[Entries]
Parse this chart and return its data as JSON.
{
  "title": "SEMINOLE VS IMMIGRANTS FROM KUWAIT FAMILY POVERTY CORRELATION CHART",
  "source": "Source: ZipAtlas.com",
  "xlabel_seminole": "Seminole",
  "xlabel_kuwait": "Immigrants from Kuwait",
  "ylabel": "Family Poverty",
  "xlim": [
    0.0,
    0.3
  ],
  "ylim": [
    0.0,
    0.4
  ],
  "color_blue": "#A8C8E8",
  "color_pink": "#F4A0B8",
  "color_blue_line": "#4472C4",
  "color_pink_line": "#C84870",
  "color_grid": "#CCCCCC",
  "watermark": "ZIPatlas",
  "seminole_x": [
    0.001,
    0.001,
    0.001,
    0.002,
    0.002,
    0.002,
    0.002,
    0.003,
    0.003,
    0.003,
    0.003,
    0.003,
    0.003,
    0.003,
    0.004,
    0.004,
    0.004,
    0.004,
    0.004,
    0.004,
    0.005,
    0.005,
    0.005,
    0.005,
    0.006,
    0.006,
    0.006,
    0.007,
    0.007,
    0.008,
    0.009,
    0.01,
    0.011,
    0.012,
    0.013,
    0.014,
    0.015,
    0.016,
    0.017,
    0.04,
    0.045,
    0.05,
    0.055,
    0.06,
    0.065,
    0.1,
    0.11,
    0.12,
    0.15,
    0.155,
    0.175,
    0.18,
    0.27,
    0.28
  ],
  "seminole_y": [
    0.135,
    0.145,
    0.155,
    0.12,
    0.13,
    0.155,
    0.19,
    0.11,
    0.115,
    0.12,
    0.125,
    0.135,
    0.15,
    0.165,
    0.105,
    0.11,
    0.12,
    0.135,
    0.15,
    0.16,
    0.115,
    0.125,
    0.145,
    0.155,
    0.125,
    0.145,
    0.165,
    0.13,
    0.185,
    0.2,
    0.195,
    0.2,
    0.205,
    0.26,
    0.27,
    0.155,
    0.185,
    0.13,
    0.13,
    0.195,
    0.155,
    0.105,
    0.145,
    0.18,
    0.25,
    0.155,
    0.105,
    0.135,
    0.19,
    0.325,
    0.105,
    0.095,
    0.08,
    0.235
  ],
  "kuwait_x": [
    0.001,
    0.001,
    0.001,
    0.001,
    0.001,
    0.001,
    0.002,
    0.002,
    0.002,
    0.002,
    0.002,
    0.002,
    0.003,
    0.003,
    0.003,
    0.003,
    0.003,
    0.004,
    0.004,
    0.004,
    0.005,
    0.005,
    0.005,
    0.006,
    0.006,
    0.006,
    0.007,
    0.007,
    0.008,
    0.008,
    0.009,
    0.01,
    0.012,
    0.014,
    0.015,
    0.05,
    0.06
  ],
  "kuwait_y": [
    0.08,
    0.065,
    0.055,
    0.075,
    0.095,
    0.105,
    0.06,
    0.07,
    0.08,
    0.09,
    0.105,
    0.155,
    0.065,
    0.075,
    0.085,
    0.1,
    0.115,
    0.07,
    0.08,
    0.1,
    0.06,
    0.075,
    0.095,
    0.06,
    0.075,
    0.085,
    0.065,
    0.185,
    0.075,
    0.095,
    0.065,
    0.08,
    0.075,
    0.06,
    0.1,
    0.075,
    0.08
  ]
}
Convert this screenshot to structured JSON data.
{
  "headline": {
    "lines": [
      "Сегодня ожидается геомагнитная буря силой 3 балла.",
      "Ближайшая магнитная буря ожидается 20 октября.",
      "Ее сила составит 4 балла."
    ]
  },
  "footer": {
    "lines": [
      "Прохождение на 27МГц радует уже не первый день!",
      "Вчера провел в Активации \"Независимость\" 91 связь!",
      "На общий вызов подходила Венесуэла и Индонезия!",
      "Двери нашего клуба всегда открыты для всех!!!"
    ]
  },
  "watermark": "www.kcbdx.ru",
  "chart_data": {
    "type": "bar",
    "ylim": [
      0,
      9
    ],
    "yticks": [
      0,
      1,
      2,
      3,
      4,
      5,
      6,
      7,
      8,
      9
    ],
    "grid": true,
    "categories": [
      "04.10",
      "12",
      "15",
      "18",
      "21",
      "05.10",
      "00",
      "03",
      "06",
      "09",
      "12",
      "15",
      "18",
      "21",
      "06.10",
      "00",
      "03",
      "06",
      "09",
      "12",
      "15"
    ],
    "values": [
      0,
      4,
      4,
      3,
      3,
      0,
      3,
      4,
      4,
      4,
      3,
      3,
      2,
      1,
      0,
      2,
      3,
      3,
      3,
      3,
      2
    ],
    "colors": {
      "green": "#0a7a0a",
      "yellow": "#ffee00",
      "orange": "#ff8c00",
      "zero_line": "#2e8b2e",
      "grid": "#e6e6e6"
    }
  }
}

[Direction]
Print out all the entries precisely as written.

[Output for this task]
Parse this chart and return its data as JSON.
{
  "title": "SEMINOLE VS IMMIGRANTS FROM KUWAIT FAMILY POVERTY CORRELATION CHART",
  "source": "Source: ZipAtlas.com",
  "xlabel_seminole": "Seminole",
  "xlabel_kuwait": "Immigrants from Kuwait",
  "ylabel": "Family Poverty",
  "xlim": [
    0.0,
    0.3
  ],
  "ylim": [
    0.0,
    0.4
  ],
  "color_blue": "#A8C8E8",
  "color_pink": "#F4A0B8",
  "color_blue_line": "#4472C4",
  "color_pink_line": "#C84870",
  "color_grid": "#CCCCCC",
  "watermark": "ZIPatlas",
  "seminole_x": [
    0.001,
    0.001,
    0.001,
    0.002,
    0.002,
    0.002,
    0.002,
    0.003,
    0.003,
    0.003,
    0.003,
    0.003,
    0.003,
    0.003,
    0.004,
    0.004,
    0.004,
    0.004,
    0.004,
    0.004,
    0.005,
    0.005,
    0.005,
    0.005,
    0.006,
    0.006,
    0.006,
    0.007,
    0.007,
    0.008,
    0.009,
    0.01,
    0.011,
    0.012,
    0.013,
    0.014,
    0.015,
    0.016,
    0.017,
    0.04,
    0.045,
    0.05,
    0.055,
    0.06,
    0.065,
    0.1,
    0.11,
    0.12,
    0.15,
    0.155,
    0.175,
    0.18,
    0.27,
    0.28
  ],
  "seminole_y": [
    0.135,
    0.145,
    0.155,
    0.12,
    0.13,
    0.155,
    0.19,
    0.11,
    0.115,
    0.12,
    0.125,
    0.135,
    0.15,
    0.165,
    0.105,
    0.11,
    0.12,
    0.135,
    0.15,
    0.16,
    0.115,
    0.125,
    0.145,
    0.155,
    0.125,
    0.145,
    0.165,
    0.13,
    0.185,
    0.2,
    0.195,
    0.2,
    0.205,
    0.26,
    0.27,
    0.155,
    0.185,
    0.13,
    0.13,
    0.195,
    0.155,
    0.105,
    0.145,
    0.18,
    0.25,
    0.155,
    0.105,
    0.135,
    0.19,
    0.325,
    0.105,
    0.095,
    0.08,
    0.235
  ],
  "kuwait_x": [
    0.001,
    0.001,
    0.001,
    0.001,
    0.001,
    0.001,
    0.002,
    0.002,
    0.002,
    0.002,
    0.002,
    0.002,
    0.003,
    0.003,
    0.003,
    0.003,
    0.003,
    0.004,
    0.004,
    0.004,
    0.005,
    0.005,
    0.005,
    0.006,
    0.006,
    0.006,
    0.007,
    0.007,
    0.008,
    0.008,
    0.009,
    0.01,
    0.012,
    0.014,
    0.015,
    0.05,
    0.06
  ],
  "kuwait_y": [
    0.08,
    0.065,
    0.055,
    0.075,
    0.095,
    0.105,
    0.06,
    0.07,
    0.08,
    0.09,
    0.105,
    0.155,
    0.065,
    0.075,
    0.085,
    0.1,
    0.115,
    0.07,
    0.08,
    0.1,
    0.06,
    0.075,
    0.095,
    0.06,
    0.075,
    0.085,
    0.065,
    0.185,
    0.075,
    0.095,
    0.065,
    0.08,
    0.075,
    0.06,
    0.1,
    0.075,
    0.08
  ]
}
Convert this screenshot to structured JSON data.
{
  "headline": {
    "lines": [
      "Сегодня ожидается геомагнитная буря силой 3 балла.",
      "Ближайшая магнитная буря ожидается 20 октября.",
      "Ее сила составит 4 балла."
    ]
  },
  "footer": {
    "lines": [
      "Прохождение на 27МГц радует уже не первый день!",
      "Вчера провел в Активации \"Независимость\" 91 связь!",
      "На общий вызов подходила Венесуэла и Индонезия!",
      "Двери нашего клуба всегда открыты для всех!!!"
    ]
  },
  "watermark": "www.kcbdx.ru",
  "chart_data": {
    "type": "bar",
    "ylim": [
      0,
      9
    ],
    "yticks": [
      0,
      1,
      2,
      3,
      4,
      5,
      6,
      7,
      8,
      9
    ],
    "grid": true,
    "categories": [
      "04.10",
      "12",
      "15",
      "18",
      "21",
      "05.10",
      "00",
      "03",
      "06",
      "09",
      "12",
      "15",
      "18",
      "21",
      "06.10",
      "00",
      "03",
      "06",
      "09",
      "12",
      "15"
    ],
    "values": [
      0,
      4,
      4,
      3,
      3,
      0,
      3,
      4,
      4,
      4,
      3,
      3,
      2,
      1,
      0,
      2,
      3,
      3,
      3,
      3,
      2
    ],
    "colors": {
      "green": "#0a7a0a",
      "yellow": "#ffee00",
      "orange": "#ff8c00",
      "zero_line": "#2e8b2e",
      "grid": "#e6e6e6"
    }
  }
}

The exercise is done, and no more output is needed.